▶ _Set exercise_
Check every line below for the word "true" and copy each one that has it.

▶ _Dataset records_

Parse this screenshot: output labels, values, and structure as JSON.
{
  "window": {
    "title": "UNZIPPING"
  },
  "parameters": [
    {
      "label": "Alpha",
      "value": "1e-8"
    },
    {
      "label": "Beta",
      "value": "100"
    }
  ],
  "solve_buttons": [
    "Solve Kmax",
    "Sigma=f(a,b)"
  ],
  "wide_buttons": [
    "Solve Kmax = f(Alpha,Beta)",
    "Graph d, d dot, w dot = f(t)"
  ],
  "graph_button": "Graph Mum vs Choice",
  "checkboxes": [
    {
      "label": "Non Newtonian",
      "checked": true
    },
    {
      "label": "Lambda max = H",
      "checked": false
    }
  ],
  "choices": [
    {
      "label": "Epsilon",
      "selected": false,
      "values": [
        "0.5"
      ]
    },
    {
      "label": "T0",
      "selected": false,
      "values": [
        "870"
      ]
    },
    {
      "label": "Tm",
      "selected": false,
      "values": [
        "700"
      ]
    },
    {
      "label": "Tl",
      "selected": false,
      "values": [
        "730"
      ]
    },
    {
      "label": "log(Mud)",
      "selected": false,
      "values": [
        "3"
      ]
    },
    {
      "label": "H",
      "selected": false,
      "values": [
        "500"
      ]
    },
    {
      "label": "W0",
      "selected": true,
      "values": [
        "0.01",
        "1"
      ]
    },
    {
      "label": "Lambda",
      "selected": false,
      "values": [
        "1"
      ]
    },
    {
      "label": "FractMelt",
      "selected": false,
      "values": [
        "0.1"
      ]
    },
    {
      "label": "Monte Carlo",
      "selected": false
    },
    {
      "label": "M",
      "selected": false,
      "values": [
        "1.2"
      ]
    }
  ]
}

--

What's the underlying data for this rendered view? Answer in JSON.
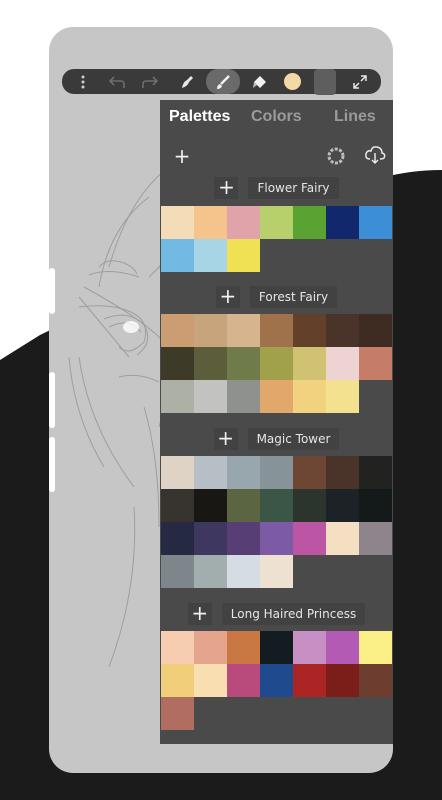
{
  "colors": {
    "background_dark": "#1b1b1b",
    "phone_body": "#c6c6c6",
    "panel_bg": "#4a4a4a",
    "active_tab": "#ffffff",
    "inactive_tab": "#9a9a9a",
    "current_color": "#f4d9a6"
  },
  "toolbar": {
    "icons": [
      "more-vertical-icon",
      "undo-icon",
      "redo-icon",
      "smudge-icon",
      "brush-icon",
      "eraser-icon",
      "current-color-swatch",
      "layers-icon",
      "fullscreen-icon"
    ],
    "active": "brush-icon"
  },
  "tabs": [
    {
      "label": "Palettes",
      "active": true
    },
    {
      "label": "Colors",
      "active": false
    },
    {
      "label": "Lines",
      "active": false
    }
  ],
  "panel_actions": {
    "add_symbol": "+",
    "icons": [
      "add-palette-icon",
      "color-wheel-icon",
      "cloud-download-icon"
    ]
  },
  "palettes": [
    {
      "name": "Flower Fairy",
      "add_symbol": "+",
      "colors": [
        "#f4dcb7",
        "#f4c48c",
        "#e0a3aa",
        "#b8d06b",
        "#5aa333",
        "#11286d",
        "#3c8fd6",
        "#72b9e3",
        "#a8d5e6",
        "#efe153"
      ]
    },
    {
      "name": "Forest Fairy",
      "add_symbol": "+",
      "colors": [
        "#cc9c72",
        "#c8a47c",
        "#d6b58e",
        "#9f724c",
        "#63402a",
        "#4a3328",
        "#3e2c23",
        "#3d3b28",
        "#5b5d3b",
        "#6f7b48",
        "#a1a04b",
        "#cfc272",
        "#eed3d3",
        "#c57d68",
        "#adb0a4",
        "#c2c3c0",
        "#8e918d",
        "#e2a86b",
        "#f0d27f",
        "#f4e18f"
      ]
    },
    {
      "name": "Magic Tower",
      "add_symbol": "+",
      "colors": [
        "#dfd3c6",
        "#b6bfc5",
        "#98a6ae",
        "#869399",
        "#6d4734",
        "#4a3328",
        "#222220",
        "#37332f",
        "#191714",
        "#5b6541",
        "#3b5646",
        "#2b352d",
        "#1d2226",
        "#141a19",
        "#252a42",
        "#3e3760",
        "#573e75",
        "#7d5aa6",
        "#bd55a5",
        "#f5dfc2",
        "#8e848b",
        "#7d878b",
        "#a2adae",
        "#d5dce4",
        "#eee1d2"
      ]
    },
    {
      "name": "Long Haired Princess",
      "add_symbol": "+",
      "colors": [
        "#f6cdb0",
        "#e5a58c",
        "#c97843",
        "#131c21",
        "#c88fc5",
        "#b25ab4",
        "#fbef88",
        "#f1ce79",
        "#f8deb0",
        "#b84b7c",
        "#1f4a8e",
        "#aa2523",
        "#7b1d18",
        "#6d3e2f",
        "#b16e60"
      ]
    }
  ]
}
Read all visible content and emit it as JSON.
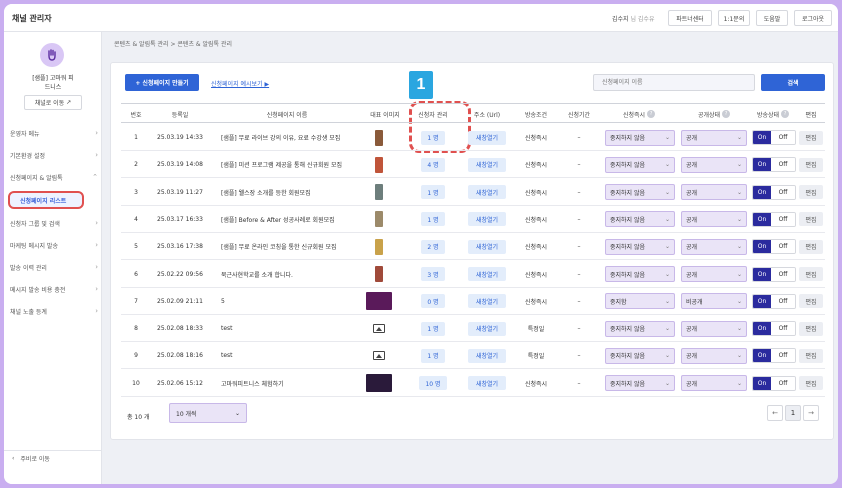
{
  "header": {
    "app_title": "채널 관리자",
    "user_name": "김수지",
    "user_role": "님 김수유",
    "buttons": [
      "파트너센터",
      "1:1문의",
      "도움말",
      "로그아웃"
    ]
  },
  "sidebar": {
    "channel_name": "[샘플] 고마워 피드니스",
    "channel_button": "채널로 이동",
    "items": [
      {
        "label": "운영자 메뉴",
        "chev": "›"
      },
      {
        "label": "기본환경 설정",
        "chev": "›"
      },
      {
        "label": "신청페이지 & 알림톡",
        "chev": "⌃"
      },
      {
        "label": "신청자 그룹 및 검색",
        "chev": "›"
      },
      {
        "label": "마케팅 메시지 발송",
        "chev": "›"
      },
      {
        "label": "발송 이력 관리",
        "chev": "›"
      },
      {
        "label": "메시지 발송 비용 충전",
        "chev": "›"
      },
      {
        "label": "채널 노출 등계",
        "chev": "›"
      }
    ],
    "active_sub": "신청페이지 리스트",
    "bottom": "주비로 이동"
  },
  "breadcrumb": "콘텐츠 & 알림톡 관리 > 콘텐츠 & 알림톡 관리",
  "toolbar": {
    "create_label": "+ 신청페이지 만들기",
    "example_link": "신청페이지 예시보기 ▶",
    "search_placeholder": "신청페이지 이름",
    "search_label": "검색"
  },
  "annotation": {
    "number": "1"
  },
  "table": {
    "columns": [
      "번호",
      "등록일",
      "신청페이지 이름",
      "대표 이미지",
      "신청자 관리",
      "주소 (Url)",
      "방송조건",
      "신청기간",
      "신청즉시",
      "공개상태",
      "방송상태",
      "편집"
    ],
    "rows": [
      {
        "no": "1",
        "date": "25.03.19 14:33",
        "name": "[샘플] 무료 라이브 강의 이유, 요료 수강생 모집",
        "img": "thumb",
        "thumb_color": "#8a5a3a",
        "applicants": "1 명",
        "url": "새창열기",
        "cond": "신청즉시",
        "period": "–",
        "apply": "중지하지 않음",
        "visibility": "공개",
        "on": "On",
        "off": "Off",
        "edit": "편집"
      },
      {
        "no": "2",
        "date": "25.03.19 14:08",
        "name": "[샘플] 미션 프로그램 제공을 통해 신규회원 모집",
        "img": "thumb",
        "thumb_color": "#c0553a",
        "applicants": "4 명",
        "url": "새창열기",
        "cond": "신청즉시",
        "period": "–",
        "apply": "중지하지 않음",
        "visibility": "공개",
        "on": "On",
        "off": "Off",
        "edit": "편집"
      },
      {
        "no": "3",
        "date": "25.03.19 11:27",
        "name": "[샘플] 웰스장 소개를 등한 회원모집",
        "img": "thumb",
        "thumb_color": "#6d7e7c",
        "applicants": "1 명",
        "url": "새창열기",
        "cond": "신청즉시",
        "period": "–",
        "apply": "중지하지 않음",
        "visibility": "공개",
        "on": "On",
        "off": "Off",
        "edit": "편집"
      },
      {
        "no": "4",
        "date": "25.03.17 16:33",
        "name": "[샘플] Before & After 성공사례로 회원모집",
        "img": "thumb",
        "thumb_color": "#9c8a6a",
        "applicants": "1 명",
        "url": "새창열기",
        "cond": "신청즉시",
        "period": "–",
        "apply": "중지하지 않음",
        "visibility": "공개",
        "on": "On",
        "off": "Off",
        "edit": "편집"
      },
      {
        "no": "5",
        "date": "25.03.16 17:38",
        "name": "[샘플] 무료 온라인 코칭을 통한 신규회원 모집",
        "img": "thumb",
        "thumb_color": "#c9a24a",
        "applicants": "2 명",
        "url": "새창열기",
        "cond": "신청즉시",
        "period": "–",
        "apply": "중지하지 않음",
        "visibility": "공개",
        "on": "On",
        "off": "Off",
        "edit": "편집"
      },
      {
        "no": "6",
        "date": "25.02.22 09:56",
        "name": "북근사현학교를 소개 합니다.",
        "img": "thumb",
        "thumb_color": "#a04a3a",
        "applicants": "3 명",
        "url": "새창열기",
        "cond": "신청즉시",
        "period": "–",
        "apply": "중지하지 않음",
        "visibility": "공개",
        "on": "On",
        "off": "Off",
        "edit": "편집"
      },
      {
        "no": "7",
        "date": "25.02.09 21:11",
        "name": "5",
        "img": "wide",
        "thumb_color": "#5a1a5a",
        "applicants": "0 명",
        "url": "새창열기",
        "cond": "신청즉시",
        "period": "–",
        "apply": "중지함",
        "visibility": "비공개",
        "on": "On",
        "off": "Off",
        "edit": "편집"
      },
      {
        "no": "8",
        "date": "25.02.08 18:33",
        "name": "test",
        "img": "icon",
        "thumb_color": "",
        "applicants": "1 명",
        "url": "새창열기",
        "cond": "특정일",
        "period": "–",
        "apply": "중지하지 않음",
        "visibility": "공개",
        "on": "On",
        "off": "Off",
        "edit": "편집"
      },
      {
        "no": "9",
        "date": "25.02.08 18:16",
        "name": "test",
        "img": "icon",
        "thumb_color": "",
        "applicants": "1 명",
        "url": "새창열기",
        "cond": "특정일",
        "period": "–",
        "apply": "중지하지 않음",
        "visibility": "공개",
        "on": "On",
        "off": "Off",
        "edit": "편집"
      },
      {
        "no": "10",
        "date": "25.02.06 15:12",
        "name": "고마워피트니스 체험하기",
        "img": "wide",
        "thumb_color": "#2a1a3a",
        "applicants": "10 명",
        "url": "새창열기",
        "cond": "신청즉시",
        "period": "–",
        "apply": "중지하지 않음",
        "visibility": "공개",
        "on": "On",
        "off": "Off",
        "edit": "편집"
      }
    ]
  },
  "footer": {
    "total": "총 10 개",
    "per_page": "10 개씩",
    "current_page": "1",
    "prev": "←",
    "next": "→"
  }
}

▶ _Output of the task_
      "checked": true
      "selected": true,
      "active": true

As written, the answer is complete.